AIM | Select the lines below containing the word "obligation".
--------
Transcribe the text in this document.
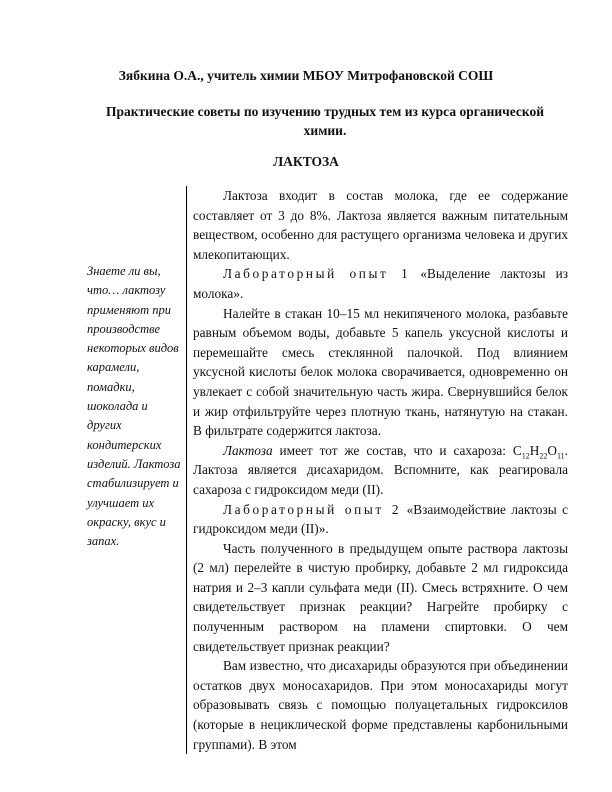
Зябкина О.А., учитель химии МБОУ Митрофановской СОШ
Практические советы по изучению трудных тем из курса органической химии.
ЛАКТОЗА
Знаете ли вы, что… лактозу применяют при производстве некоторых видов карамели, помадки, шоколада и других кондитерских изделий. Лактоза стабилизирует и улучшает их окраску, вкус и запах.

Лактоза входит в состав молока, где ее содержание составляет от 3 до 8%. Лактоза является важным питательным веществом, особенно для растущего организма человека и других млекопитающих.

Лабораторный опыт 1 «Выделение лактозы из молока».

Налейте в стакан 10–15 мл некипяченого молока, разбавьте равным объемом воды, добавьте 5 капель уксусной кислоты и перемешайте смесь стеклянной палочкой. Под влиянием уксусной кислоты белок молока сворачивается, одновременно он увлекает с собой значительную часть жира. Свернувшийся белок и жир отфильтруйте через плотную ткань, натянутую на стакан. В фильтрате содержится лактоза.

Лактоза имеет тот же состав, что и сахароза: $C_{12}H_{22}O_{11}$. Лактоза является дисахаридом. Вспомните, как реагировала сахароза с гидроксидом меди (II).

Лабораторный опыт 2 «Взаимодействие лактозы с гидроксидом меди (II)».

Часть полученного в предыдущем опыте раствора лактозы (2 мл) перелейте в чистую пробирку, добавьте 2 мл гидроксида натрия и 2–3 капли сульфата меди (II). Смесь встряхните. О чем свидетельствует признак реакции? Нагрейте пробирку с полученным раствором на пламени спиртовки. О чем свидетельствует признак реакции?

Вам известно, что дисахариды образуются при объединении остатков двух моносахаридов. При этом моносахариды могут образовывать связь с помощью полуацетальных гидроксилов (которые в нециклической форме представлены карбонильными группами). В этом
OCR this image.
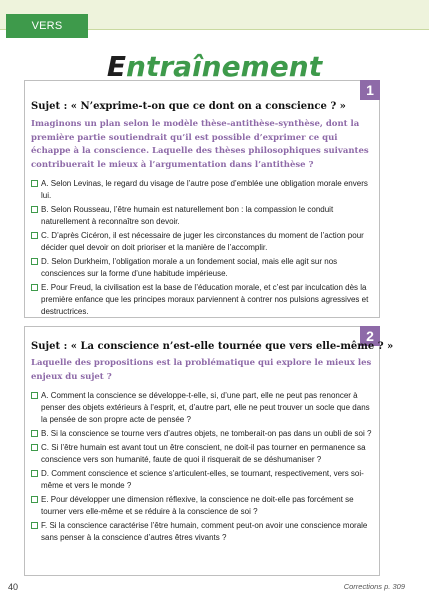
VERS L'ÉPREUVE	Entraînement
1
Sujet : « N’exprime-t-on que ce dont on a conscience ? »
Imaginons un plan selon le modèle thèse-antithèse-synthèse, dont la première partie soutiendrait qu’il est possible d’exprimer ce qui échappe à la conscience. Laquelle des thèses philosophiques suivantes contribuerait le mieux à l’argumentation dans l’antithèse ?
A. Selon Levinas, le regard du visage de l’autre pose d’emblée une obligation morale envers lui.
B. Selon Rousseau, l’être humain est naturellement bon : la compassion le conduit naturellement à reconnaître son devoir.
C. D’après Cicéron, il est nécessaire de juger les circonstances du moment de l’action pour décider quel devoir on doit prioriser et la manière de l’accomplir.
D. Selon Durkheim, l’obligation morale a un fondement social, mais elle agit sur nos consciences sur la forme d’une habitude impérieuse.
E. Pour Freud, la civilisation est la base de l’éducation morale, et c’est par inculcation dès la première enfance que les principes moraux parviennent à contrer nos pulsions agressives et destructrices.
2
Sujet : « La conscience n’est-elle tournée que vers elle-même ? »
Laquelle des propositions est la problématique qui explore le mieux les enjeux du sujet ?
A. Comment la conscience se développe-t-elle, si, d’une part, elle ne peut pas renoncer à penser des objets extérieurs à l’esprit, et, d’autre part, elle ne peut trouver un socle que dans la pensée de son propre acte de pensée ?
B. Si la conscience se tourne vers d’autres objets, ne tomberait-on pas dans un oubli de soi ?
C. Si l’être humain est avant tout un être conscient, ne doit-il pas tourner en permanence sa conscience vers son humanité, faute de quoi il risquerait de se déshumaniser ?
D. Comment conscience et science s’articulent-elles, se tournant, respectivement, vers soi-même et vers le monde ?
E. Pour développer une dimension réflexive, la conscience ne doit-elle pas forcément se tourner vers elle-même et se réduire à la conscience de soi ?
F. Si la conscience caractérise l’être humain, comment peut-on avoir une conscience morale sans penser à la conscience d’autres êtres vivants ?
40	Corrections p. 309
--------
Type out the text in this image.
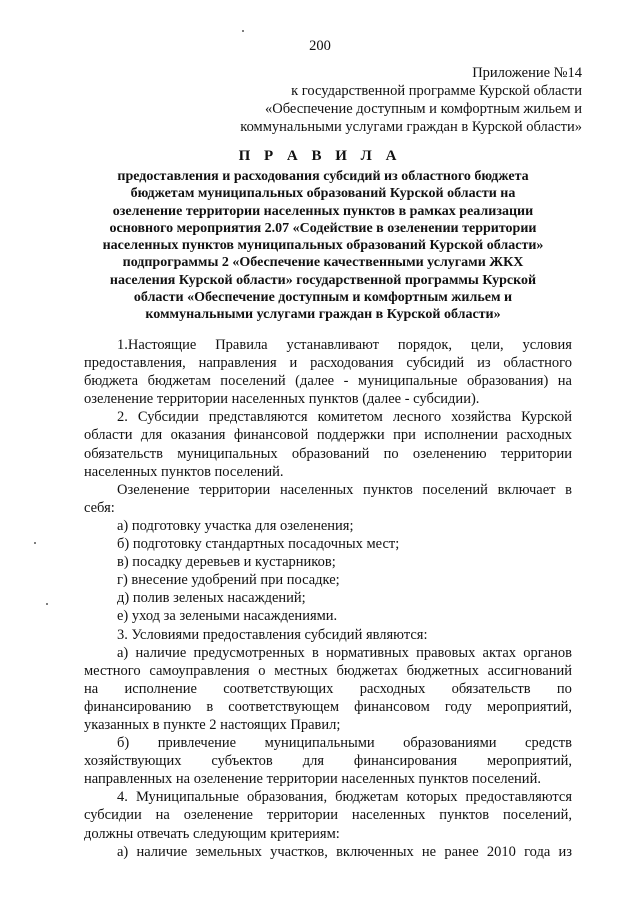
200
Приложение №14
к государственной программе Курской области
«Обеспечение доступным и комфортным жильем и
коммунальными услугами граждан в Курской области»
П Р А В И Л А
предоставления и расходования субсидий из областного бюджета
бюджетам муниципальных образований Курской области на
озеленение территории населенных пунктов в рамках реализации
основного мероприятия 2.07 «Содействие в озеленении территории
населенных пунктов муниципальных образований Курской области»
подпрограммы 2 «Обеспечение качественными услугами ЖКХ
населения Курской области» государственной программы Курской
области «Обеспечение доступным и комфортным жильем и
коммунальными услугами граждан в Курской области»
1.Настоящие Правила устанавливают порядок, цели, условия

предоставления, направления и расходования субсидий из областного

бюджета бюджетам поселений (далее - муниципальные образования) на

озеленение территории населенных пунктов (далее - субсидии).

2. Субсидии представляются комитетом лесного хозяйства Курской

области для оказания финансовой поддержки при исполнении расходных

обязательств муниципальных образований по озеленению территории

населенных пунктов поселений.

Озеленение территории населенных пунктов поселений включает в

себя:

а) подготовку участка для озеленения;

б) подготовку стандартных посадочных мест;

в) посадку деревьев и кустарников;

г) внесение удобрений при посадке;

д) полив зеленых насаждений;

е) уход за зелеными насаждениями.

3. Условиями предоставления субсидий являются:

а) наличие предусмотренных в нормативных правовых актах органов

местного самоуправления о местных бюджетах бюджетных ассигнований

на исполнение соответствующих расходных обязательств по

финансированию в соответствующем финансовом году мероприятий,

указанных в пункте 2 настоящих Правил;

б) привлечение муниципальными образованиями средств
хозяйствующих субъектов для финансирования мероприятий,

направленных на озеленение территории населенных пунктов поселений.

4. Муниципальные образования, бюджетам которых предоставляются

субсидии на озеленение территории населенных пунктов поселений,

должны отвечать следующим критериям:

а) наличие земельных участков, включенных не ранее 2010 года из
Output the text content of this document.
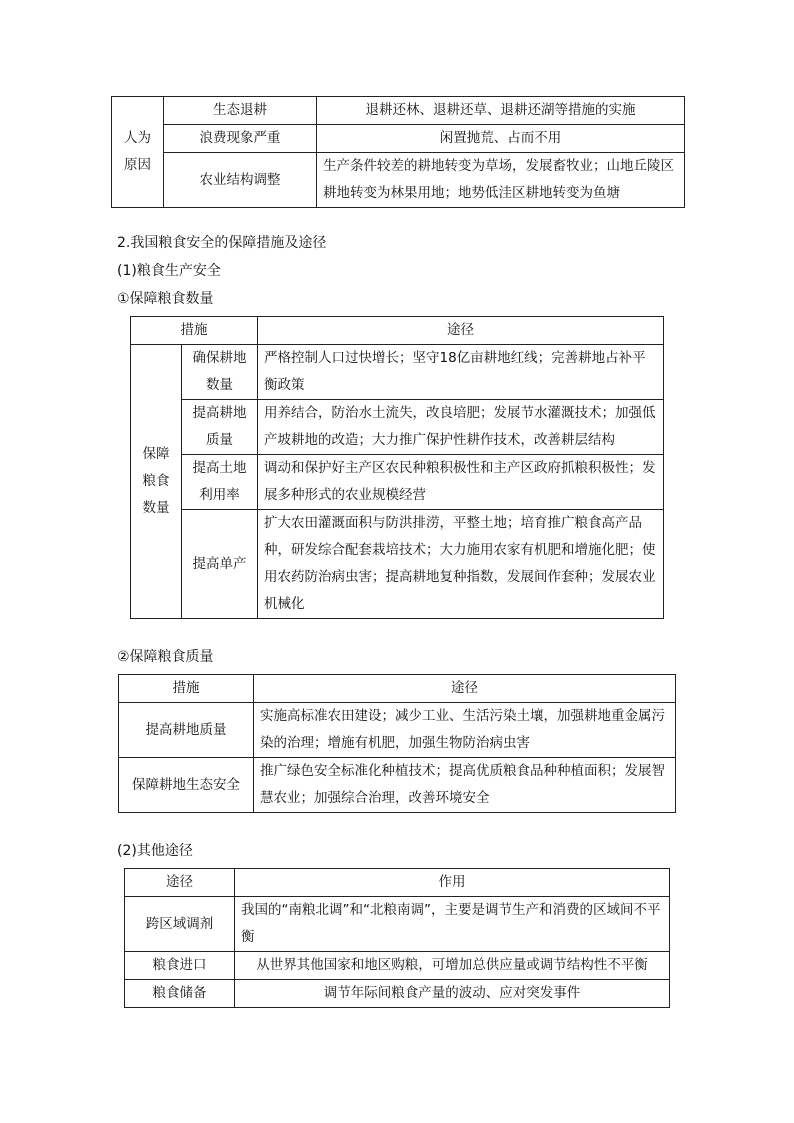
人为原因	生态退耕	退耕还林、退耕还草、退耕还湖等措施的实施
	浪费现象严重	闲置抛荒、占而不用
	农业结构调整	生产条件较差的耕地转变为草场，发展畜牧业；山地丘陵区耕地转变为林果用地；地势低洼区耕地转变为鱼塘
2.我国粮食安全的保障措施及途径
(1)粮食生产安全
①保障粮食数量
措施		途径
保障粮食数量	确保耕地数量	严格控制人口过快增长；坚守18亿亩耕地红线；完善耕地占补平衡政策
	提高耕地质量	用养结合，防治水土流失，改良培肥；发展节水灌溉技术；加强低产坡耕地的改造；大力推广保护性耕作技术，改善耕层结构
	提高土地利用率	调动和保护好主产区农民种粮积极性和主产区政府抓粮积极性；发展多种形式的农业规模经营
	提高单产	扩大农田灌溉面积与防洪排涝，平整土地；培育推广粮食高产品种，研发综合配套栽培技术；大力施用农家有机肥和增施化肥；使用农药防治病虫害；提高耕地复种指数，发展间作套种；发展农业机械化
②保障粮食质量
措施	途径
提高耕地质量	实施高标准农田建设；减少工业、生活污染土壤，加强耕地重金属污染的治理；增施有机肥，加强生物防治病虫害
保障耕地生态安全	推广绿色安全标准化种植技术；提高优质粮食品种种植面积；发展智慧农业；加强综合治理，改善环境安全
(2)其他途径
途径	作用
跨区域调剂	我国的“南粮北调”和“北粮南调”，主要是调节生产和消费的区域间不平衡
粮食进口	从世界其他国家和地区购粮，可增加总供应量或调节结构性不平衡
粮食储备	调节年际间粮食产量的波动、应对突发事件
--------
TASK OUTPUT |
A. Selon Levinas, le regard du visage de l’autre pose d’emblée une obligation morale envers lui.
D. Selon Durkheim, l’obligation morale a un fondement social, mais elle agit sur nos consciences sur la forme d’une habitude impérieuse.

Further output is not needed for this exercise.